- [REQUIREMENTS] Look through the data below. Pick out the lines holding the string "this".

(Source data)
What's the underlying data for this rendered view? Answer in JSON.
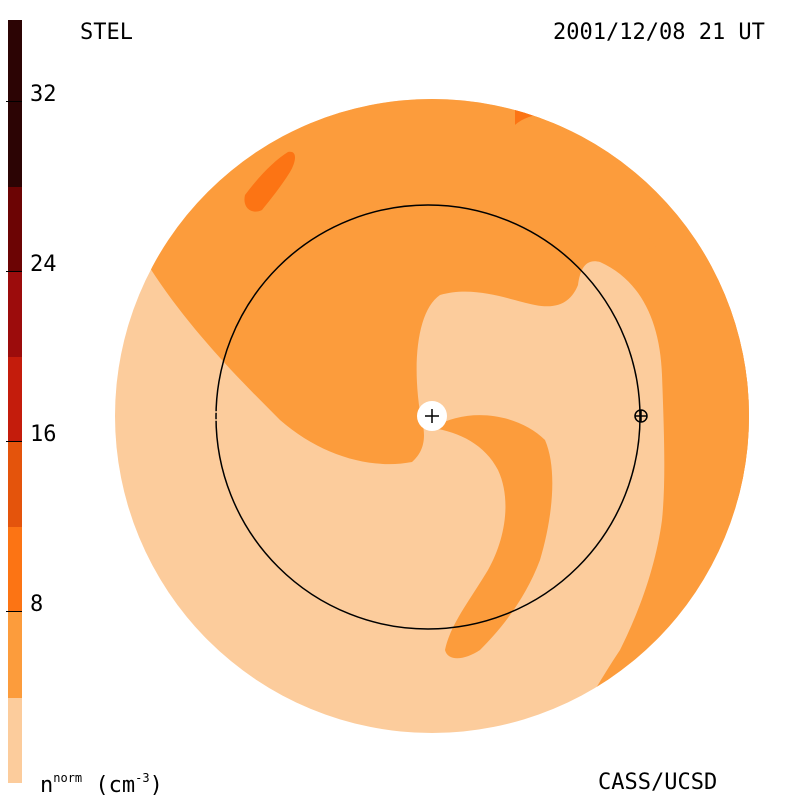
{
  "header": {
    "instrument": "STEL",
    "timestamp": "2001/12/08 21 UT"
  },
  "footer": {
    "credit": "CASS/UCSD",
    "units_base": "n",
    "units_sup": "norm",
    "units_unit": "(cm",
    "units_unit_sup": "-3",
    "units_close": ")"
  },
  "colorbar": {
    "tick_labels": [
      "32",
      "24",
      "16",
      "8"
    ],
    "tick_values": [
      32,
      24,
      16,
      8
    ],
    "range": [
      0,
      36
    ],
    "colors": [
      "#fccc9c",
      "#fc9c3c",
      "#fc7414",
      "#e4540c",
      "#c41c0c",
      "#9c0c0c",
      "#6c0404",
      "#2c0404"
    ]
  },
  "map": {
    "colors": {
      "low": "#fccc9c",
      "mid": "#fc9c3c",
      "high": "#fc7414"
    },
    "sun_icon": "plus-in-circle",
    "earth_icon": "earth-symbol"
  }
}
==
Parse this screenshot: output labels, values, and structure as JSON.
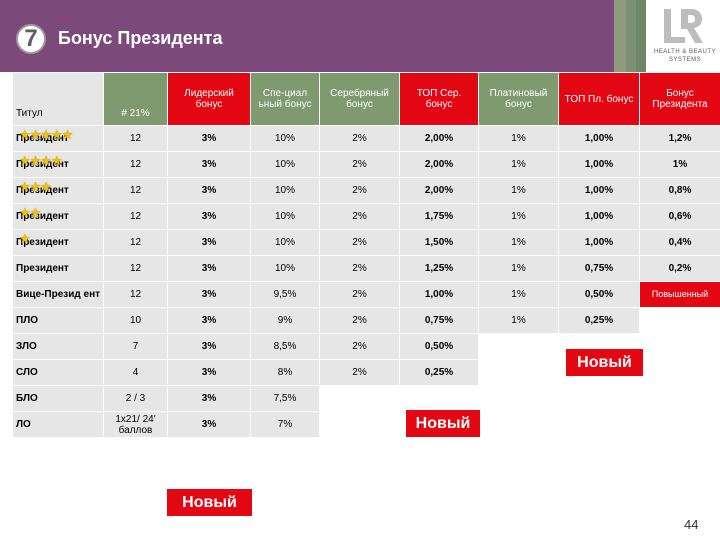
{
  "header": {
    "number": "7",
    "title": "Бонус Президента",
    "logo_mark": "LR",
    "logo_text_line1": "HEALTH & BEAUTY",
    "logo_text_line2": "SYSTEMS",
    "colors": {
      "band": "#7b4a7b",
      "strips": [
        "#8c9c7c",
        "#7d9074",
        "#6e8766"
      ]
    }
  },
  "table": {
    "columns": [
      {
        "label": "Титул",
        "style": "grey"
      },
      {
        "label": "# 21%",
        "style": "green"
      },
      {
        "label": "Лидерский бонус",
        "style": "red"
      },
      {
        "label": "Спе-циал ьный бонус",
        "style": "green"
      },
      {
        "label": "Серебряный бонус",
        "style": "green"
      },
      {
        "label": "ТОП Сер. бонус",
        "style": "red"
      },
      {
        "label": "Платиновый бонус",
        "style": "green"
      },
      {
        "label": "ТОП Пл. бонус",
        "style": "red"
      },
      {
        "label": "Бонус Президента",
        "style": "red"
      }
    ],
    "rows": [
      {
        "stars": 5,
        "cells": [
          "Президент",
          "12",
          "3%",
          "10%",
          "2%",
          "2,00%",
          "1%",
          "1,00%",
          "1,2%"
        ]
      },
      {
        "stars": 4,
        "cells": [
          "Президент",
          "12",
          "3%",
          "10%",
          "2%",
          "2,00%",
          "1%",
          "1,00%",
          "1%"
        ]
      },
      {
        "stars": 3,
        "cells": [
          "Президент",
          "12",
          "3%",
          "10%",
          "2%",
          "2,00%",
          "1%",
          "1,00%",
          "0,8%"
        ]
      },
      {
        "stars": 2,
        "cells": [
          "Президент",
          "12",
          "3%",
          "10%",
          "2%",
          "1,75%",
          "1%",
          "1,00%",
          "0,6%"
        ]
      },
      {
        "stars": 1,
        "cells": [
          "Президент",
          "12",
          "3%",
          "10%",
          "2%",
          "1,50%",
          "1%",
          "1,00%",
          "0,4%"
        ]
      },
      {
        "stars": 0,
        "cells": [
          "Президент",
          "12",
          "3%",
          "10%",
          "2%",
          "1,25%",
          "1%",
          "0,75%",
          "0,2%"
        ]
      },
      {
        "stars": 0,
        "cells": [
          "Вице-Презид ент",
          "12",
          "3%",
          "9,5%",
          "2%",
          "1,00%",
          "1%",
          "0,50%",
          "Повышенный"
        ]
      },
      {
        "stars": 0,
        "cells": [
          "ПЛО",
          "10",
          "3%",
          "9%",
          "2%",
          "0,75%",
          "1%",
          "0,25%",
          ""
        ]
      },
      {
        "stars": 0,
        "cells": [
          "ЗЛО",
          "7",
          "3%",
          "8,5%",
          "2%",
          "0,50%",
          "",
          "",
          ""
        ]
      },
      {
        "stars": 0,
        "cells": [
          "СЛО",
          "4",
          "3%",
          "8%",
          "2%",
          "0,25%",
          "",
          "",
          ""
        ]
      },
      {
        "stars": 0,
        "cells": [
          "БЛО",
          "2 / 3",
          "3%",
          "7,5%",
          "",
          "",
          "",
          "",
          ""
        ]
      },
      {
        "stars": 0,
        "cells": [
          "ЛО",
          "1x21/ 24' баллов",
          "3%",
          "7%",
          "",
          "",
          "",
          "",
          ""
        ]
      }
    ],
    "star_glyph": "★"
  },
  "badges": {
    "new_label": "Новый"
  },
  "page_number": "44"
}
...
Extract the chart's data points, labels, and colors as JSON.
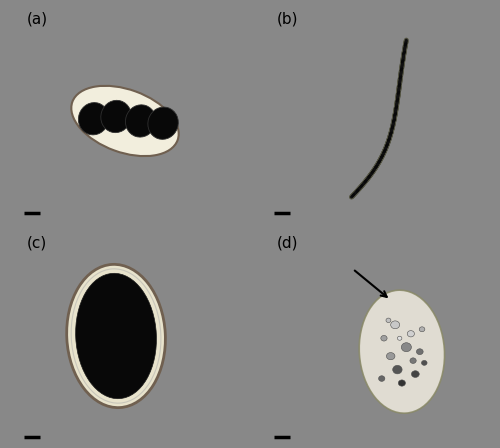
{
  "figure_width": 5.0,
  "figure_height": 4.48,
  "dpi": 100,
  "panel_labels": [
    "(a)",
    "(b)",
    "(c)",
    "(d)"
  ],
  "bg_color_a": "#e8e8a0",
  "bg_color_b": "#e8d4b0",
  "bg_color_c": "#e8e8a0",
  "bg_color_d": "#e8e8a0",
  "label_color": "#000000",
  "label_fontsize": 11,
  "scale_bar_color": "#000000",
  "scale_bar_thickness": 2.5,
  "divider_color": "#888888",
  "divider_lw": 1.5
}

- [REPLY]
What's the underlying data for this rendered view? Answer in JSON.
Parse this screenshot: output labels, values, and structure as JSON.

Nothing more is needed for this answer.